[Excerpt from a dataset]
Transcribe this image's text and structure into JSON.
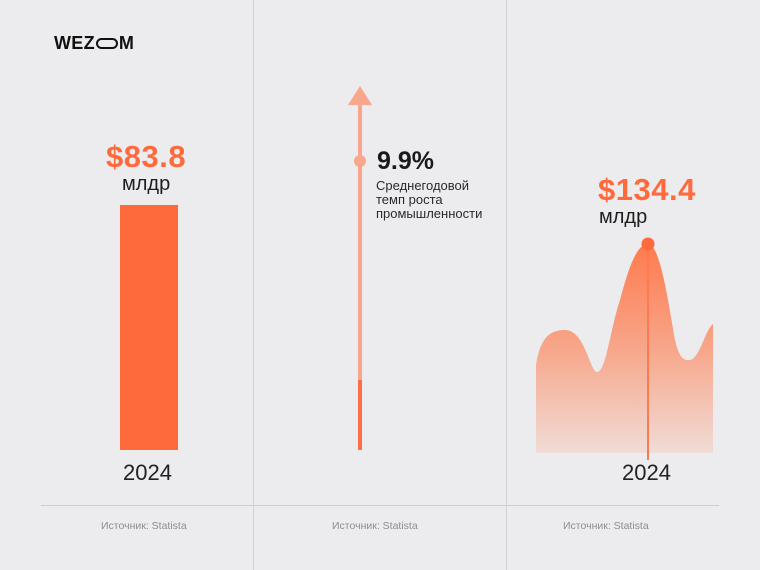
{
  "logo": {
    "text_left": "WEZ",
    "text_right": "M",
    "full": "WEZOM"
  },
  "colors": {
    "accent": "#FF6A3D",
    "accent_light": "#F7A98C",
    "background": "#ECECEE",
    "divider": "#D2D2D4",
    "source_text": "#8E8E90"
  },
  "chart_data": [
    {
      "type": "bar",
      "title": "$83.8",
      "unit": "млдр",
      "categories": [
        "2024"
      ],
      "values": [
        83.8
      ],
      "source": "Источник: Statista"
    },
    {
      "type": "arrow-indicator",
      "value_label": "9.9%",
      "value": 9.9,
      "description": [
        "Среднегодовой",
        "темп роста",
        "промышленности"
      ],
      "source": "Источник: Statista"
    },
    {
      "type": "area",
      "title": "$134.4",
      "unit": "млдр",
      "highlight_category": "2024",
      "highlight_value": 134.4,
      "source": "Источник: Statista"
    }
  ]
}
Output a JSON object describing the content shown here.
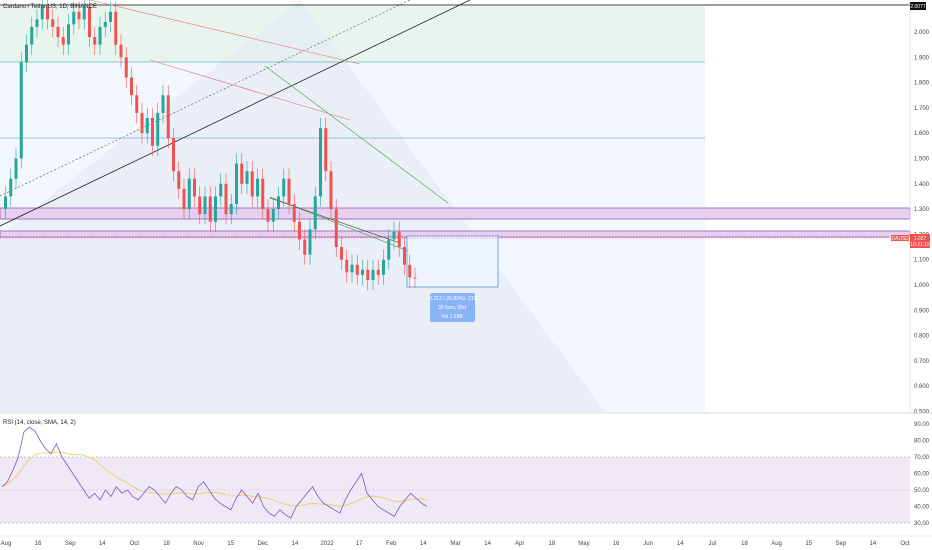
{
  "chart_data": {
    "type": "candlestick",
    "title": "Cardano / TetherUS, 1D, BINANCE",
    "symbol_tag": "ADAUSDT",
    "last_price": "1.027",
    "countdown": "10:21:19",
    "top_price_label": "2.0077",
    "price_axis": {
      "min": 0.5,
      "max": 2.0,
      "ticks": [
        "2.000",
        "1.900",
        "1.800",
        "1.700",
        "1.600",
        "1.500",
        "1.400",
        "1.300",
        "1.200",
        "1.100",
        "1.000",
        "0.900",
        "0.800",
        "0.700",
        "0.600",
        "0.500"
      ]
    },
    "time_axis": {
      "ticks": [
        "Aug",
        "16",
        "Sep",
        "14",
        "Oct",
        "18",
        "Nov",
        "15",
        "Dec",
        "14",
        "2022",
        "17",
        "Feb",
        "14",
        "Mar",
        "14",
        "Apr",
        "18",
        "May",
        "16",
        "Jun",
        "14",
        "Jul",
        "18",
        "Aug",
        "15",
        "Sep",
        "14",
        "Oct"
      ]
    },
    "candles": [
      [
        1.3,
        1.35
      ],
      [
        1.35,
        1.42
      ],
      [
        1.42,
        1.5
      ],
      [
        1.5,
        1.88
      ],
      [
        1.88,
        1.95
      ],
      [
        1.95,
        2.02
      ],
      [
        2.02,
        2.05
      ],
      [
        2.05,
        2.1
      ],
      [
        2.1,
        2.05
      ],
      [
        2.05,
        2.02
      ],
      [
        2.02,
        1.98
      ],
      [
        1.98,
        1.95
      ],
      [
        1.95,
        2.03
      ],
      [
        2.03,
        2.08
      ],
      [
        2.08,
        2.05
      ],
      [
        2.05,
        2.1
      ],
      [
        2.1,
        1.98
      ],
      [
        1.98,
        1.95
      ],
      [
        1.95,
        2.02
      ],
      [
        2.02,
        2.04
      ],
      [
        2.04,
        2.08
      ],
      [
        2.08,
        1.95
      ],
      [
        1.95,
        1.9
      ],
      [
        1.9,
        1.82
      ],
      [
        1.82,
        1.75
      ],
      [
        1.75,
        1.68
      ],
      [
        1.68,
        1.6
      ],
      [
        1.6,
        1.66
      ],
      [
        1.66,
        1.55
      ],
      [
        1.55,
        1.68
      ],
      [
        1.68,
        1.75
      ],
      [
        1.75,
        1.58
      ],
      [
        1.58,
        1.45
      ],
      [
        1.45,
        1.38
      ],
      [
        1.38,
        1.3
      ],
      [
        1.3,
        1.42
      ],
      [
        1.42,
        1.35
      ],
      [
        1.35,
        1.28
      ],
      [
        1.28,
        1.35
      ],
      [
        1.35,
        1.25
      ],
      [
        1.25,
        1.35
      ],
      [
        1.35,
        1.4
      ],
      [
        1.4,
        1.28
      ],
      [
        1.28,
        1.32
      ],
      [
        1.32,
        1.48
      ],
      [
        1.48,
        1.4
      ],
      [
        1.4,
        1.45
      ],
      [
        1.45,
        1.35
      ],
      [
        1.35,
        1.42
      ],
      [
        1.42,
        1.3
      ],
      [
        1.3,
        1.25
      ],
      [
        1.25,
        1.3
      ],
      [
        1.3,
        1.35
      ],
      [
        1.35,
        1.42
      ],
      [
        1.42,
        1.32
      ],
      [
        1.32,
        1.25
      ],
      [
        1.25,
        1.18
      ],
      [
        1.18,
        1.12
      ],
      [
        1.12,
        1.22
      ],
      [
        1.22,
        1.35
      ],
      [
        1.35,
        1.62
      ],
      [
        1.62,
        1.45
      ],
      [
        1.45,
        1.3
      ],
      [
        1.3,
        1.15
      ],
      [
        1.15,
        1.1
      ],
      [
        1.1,
        1.05
      ],
      [
        1.05,
        1.08
      ],
      [
        1.08,
        1.04
      ],
      [
        1.04,
        1.06
      ],
      [
        1.06,
        1.02
      ],
      [
        1.02,
        1.06
      ],
      [
        1.06,
        1.04
      ],
      [
        1.04,
        1.1
      ],
      [
        1.1,
        1.18
      ],
      [
        1.18,
        1.21
      ],
      [
        1.21,
        1.15
      ],
      [
        1.15,
        1.08
      ],
      [
        1.08,
        1.03
      ],
      [
        1.03,
        1.027
      ]
    ],
    "measure_box_label": "-0.213 (-20.83%) -213",
    "measure_box_bars": "35 bars, 35d",
    "measure_box_vol": "Vol 1.28B",
    "rsi": {
      "title": "RSI (14, close, SMA, 14, 2)",
      "overbought": 70,
      "oversold": 30,
      "mid": 50,
      "ticks": [
        "90.00",
        "80.00",
        "70.00",
        "60.00",
        "50.00",
        "40.00",
        "30.00"
      ],
      "values": [
        52,
        55,
        62,
        70,
        85,
        88,
        86,
        80,
        75,
        72,
        78,
        70,
        65,
        60,
        55,
        50,
        45,
        48,
        44,
        50,
        46,
        52,
        48,
        50,
        46,
        44,
        48,
        52,
        50,
        46,
        42,
        48,
        52,
        50,
        46,
        44,
        52,
        55,
        50,
        45,
        42,
        40,
        38,
        45,
        50,
        46,
        42,
        48,
        40,
        36,
        34,
        38,
        35,
        33,
        40,
        44,
        48,
        52,
        46,
        42,
        40,
        38,
        36,
        44,
        50,
        55,
        60,
        48,
        44,
        40,
        38,
        36,
        34,
        40,
        44,
        48,
        45,
        42,
        40
      ]
    }
  }
}
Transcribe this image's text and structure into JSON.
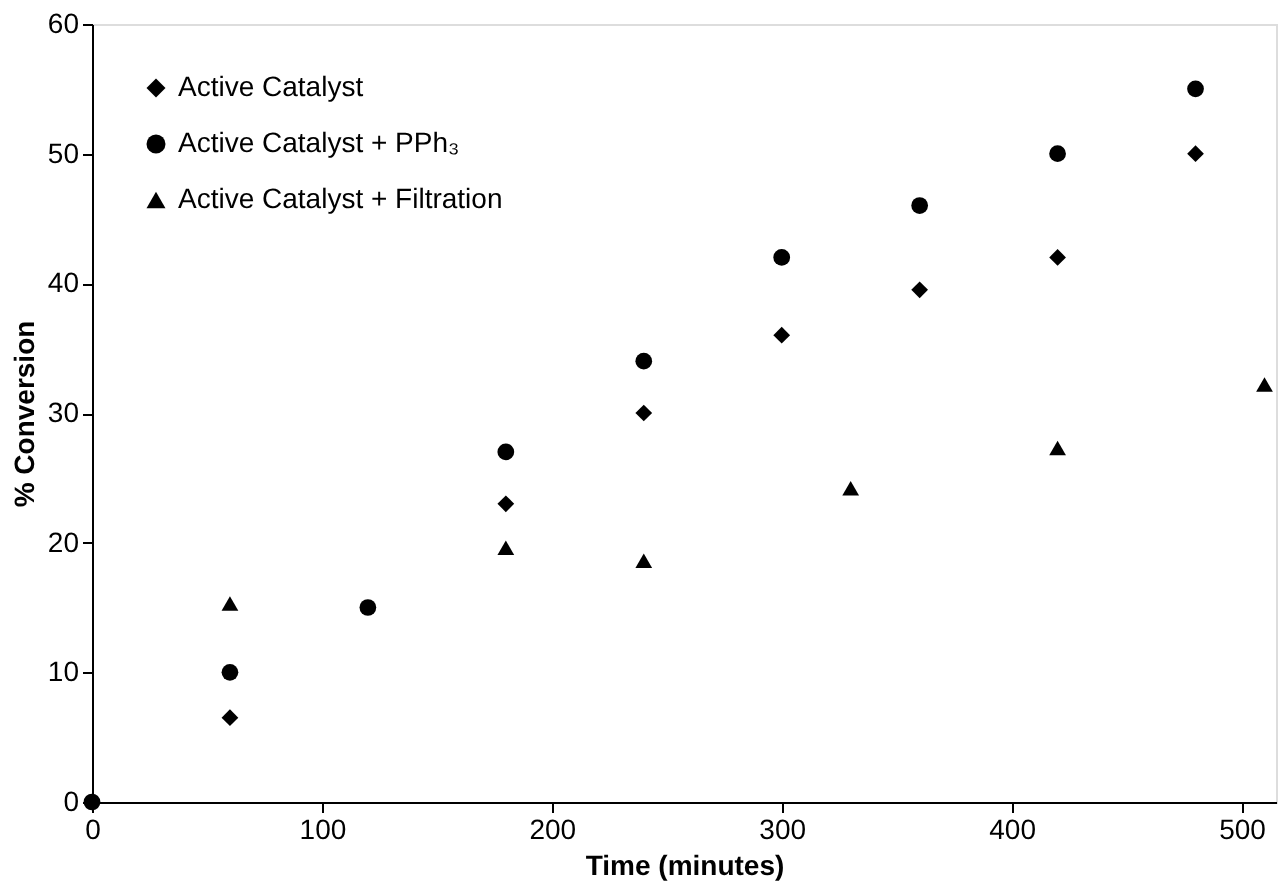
{
  "chart_data": {
    "type": "scatter",
    "xlabel": "Time (minutes)",
    "ylabel": "% Conversion",
    "xlim": [
      0,
      515
    ],
    "ylim": [
      0,
      60
    ],
    "xticks": [
      0,
      100,
      200,
      300,
      400,
      500
    ],
    "yticks": [
      0,
      10,
      20,
      30,
      40,
      50,
      60
    ],
    "grid": false,
    "legend": "top left",
    "series": [
      {
        "name": "Active Catalyst",
        "color": "#000000",
        "marker": "diamond",
        "x": [
          60,
          180,
          240,
          300,
          360,
          420,
          480
        ],
        "values": [
          6.5,
          23,
          30,
          36,
          39.5,
          42,
          50
        ]
      },
      {
        "name": "Active Catalyst + PPh₃",
        "color": "#000000",
        "marker": "circle",
        "x": [
          0,
          60,
          120,
          180,
          240,
          300,
          360,
          420,
          480
        ],
        "values": [
          0,
          10,
          15,
          27,
          34,
          42,
          46,
          50,
          55
        ]
      },
      {
        "name": "Active Catalyst + Filtration",
        "color": "#000000",
        "marker": "triangle",
        "x": [
          60,
          180,
          240,
          330,
          420,
          510
        ],
        "values": [
          15.3,
          19.6,
          18.6,
          24.2,
          27.3,
          32.2
        ]
      }
    ]
  }
}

:: Exercise prompt ::
Filter the records above and return every line that holds the word "name".

:: Solved problem ::
        "name": "Active Catalyst",
        "name": "Active Catalyst + PPh₃",
        "name": "Active Catalyst + Filtration",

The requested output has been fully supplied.